_Records shown:_
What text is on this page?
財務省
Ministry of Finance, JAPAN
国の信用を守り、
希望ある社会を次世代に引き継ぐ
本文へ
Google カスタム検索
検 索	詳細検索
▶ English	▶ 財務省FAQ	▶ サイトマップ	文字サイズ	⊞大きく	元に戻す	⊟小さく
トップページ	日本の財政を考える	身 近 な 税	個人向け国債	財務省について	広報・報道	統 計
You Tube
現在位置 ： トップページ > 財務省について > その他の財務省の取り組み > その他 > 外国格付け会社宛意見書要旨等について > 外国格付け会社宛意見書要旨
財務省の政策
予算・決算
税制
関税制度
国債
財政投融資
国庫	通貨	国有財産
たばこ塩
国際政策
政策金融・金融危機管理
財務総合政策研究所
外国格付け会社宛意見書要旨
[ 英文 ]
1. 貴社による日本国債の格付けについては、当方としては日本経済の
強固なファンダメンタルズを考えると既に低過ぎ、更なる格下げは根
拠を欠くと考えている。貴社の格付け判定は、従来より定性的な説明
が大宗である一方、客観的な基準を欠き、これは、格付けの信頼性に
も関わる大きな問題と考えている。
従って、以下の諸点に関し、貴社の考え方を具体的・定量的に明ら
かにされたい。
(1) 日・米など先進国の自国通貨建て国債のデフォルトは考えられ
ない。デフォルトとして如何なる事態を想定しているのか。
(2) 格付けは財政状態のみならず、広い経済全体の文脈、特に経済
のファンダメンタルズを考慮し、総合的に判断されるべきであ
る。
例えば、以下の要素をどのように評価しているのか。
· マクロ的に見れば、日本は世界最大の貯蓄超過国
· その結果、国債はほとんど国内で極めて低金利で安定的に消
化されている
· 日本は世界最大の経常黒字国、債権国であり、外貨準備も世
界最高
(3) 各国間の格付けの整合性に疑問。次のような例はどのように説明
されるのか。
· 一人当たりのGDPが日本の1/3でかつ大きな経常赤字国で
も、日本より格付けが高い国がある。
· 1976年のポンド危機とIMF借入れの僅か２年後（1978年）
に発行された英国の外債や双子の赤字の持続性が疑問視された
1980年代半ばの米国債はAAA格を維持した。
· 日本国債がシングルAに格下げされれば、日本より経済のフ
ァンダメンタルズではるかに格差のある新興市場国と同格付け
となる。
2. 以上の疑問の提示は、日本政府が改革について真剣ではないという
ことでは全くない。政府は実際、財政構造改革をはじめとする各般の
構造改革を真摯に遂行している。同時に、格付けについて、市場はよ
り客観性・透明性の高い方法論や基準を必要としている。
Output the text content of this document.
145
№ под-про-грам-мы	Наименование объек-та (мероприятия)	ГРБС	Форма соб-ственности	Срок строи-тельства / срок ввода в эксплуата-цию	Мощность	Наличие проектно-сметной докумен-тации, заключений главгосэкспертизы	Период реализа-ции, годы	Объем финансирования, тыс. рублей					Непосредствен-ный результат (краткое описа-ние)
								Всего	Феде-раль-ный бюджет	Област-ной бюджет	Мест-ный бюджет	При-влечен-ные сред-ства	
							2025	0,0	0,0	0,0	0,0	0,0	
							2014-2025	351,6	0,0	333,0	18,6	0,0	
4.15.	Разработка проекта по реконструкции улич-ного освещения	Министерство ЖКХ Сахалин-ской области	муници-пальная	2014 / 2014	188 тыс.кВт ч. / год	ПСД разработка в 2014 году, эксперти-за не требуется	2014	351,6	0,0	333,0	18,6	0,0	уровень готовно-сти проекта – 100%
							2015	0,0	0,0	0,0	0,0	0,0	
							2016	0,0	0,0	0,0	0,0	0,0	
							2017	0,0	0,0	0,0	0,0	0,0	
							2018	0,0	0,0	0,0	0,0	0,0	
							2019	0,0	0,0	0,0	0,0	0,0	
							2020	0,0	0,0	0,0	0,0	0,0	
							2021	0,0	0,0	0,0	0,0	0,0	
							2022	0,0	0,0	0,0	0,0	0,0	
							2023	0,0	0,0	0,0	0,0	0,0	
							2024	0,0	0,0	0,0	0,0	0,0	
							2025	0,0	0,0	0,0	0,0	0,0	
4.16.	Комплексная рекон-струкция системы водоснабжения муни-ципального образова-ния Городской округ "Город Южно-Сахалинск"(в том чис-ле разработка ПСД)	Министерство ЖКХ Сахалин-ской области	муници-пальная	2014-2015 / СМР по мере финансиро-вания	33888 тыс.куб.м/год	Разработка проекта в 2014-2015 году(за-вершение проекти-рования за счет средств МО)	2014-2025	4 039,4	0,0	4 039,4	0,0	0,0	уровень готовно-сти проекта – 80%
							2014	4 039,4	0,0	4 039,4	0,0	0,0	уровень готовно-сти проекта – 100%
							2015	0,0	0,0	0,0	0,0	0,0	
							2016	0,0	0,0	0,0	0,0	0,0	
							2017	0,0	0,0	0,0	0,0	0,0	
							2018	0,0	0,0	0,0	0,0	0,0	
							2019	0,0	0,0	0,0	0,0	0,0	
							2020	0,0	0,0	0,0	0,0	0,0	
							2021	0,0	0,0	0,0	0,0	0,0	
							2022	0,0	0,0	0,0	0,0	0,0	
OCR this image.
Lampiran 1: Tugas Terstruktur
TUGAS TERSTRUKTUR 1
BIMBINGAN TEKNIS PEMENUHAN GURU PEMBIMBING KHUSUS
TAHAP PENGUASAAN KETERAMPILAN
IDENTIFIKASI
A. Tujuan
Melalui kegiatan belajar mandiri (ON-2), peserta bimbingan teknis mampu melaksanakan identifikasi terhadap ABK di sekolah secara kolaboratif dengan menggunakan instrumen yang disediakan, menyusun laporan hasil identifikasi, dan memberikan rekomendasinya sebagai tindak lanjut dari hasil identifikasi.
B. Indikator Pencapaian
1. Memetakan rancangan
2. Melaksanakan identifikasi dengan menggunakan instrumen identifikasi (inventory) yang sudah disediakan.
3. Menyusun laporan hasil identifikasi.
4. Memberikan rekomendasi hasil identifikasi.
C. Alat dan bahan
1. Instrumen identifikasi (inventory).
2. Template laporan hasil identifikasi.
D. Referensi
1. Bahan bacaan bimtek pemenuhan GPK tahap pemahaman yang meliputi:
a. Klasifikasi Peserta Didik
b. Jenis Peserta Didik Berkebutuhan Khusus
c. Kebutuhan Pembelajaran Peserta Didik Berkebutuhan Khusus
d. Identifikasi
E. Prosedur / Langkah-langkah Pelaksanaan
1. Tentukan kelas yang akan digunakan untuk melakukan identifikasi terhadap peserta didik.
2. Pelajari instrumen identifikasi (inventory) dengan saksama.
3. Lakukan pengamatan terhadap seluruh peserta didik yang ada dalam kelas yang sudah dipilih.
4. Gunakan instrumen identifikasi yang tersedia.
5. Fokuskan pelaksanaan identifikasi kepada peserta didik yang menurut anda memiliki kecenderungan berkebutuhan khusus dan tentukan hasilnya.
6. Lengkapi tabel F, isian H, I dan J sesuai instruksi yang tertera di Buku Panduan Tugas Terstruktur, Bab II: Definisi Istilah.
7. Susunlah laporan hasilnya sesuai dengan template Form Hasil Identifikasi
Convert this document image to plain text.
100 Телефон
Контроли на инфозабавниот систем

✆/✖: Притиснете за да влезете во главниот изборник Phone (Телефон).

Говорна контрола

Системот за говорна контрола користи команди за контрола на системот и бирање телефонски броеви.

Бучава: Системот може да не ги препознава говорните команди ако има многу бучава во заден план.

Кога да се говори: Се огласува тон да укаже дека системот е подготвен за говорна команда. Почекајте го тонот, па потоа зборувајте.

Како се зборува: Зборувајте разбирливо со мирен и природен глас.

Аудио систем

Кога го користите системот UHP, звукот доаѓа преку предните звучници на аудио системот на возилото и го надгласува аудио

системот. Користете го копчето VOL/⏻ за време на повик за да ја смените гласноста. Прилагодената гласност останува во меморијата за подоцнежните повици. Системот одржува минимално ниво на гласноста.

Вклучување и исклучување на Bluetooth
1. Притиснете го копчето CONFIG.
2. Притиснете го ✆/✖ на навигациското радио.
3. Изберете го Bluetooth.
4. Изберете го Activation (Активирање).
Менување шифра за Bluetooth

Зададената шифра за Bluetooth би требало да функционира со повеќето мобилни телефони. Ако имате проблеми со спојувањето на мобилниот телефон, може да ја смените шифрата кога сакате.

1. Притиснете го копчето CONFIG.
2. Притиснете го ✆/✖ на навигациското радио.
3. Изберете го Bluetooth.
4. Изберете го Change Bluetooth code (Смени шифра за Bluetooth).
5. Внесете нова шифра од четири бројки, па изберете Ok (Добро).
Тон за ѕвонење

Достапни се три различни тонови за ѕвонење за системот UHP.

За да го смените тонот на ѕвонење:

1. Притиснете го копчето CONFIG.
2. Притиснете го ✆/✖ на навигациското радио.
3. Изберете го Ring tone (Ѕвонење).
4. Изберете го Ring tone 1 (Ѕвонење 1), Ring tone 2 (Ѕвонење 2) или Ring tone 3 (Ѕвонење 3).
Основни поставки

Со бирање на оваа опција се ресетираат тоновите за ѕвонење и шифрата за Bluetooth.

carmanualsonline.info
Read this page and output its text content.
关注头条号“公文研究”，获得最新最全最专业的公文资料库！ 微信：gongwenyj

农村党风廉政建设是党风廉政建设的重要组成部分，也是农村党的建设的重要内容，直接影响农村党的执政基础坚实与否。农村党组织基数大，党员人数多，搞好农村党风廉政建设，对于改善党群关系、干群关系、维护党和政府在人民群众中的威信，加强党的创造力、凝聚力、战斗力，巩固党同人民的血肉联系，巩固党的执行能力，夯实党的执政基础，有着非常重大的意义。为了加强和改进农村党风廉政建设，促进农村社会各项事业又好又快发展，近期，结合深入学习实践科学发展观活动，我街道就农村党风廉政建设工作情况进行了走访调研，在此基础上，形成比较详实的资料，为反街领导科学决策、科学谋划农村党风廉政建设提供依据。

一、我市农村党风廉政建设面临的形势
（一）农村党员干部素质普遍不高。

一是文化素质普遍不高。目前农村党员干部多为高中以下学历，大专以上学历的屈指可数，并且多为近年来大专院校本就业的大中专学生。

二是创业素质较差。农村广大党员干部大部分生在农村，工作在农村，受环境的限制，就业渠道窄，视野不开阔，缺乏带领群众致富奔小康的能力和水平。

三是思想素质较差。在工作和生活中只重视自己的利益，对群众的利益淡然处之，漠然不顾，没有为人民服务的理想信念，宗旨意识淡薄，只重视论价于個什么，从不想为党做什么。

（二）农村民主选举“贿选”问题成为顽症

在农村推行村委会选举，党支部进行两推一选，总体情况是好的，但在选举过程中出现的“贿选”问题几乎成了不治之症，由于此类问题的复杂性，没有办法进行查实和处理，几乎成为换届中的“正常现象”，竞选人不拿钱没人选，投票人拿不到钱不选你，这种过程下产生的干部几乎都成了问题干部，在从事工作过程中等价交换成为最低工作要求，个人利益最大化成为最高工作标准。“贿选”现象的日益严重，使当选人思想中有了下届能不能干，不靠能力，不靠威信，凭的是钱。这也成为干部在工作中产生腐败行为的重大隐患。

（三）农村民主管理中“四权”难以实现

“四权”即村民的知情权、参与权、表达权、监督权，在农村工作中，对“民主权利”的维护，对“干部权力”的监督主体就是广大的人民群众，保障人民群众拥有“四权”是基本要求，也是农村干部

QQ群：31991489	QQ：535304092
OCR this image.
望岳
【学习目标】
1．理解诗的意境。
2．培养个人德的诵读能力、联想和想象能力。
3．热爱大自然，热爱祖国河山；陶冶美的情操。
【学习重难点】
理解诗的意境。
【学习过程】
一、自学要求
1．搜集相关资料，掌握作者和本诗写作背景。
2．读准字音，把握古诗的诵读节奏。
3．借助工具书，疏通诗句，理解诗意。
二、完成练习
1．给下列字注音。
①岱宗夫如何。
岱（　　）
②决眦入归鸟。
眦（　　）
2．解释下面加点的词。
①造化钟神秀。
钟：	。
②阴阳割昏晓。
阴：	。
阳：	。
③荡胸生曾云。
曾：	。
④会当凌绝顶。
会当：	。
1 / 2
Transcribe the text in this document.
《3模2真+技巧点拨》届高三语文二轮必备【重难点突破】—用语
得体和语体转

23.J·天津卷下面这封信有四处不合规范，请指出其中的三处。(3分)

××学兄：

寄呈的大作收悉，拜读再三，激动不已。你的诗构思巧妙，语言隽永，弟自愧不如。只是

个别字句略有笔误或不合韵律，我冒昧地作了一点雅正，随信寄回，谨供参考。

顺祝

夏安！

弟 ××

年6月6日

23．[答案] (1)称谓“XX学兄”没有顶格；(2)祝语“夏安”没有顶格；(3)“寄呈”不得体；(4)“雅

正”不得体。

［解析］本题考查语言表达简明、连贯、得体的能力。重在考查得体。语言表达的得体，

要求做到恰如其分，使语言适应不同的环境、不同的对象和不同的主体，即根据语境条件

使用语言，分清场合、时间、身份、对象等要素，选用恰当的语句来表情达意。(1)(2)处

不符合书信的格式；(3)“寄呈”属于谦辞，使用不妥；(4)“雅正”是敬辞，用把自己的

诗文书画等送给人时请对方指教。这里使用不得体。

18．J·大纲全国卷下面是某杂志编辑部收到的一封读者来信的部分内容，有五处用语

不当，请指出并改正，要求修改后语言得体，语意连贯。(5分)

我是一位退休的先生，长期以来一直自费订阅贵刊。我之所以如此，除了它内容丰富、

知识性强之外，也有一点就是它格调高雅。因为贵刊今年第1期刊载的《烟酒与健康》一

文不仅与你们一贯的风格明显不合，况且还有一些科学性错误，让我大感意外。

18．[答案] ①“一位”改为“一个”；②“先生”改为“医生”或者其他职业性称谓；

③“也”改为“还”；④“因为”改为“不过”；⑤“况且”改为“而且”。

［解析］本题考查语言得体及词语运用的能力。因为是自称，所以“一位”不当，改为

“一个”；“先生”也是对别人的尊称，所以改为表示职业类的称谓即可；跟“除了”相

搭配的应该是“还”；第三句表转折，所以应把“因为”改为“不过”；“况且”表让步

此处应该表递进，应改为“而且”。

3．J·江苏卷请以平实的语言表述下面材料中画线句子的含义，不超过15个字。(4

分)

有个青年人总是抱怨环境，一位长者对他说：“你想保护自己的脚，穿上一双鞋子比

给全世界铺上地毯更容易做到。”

_Objective:_ Pick out the lines above that hold the string "области" and show them.

_Expected answer:_
4.15.	Разработка проекта по реконструкции улич-ного освещения	Министерство ЖКХ Сахалин-ской области	муници-пальная	2014 / 2014	188 тыс.кВт ч. / год	ПСД разработка в 2014 году, эксперти-за не требуется	2014	351,6	0,0	333,0	18,6	0,0	уровень готовно-сти проекта – 100%
4.16.	Комплексная рекон-струкция системы водоснабжения муни-ципального образова-ния Городской округ "Город Южно-Сахалинск"(в том чис-ле разработка ПСД)	Министерство ЖКХ Сахалин-ской области	муници-пальная	2014-2015 / СМР по мере финансиро-вания	33888 тыс.куб.м/год	Разработка проекта в 2014-2015 году(за-вершение проекти-рования за счет средств МО)	2014-2025	4 039,4	0,0	4 039,4	0,0	0,0	уровень готовно-сти проекта – 80%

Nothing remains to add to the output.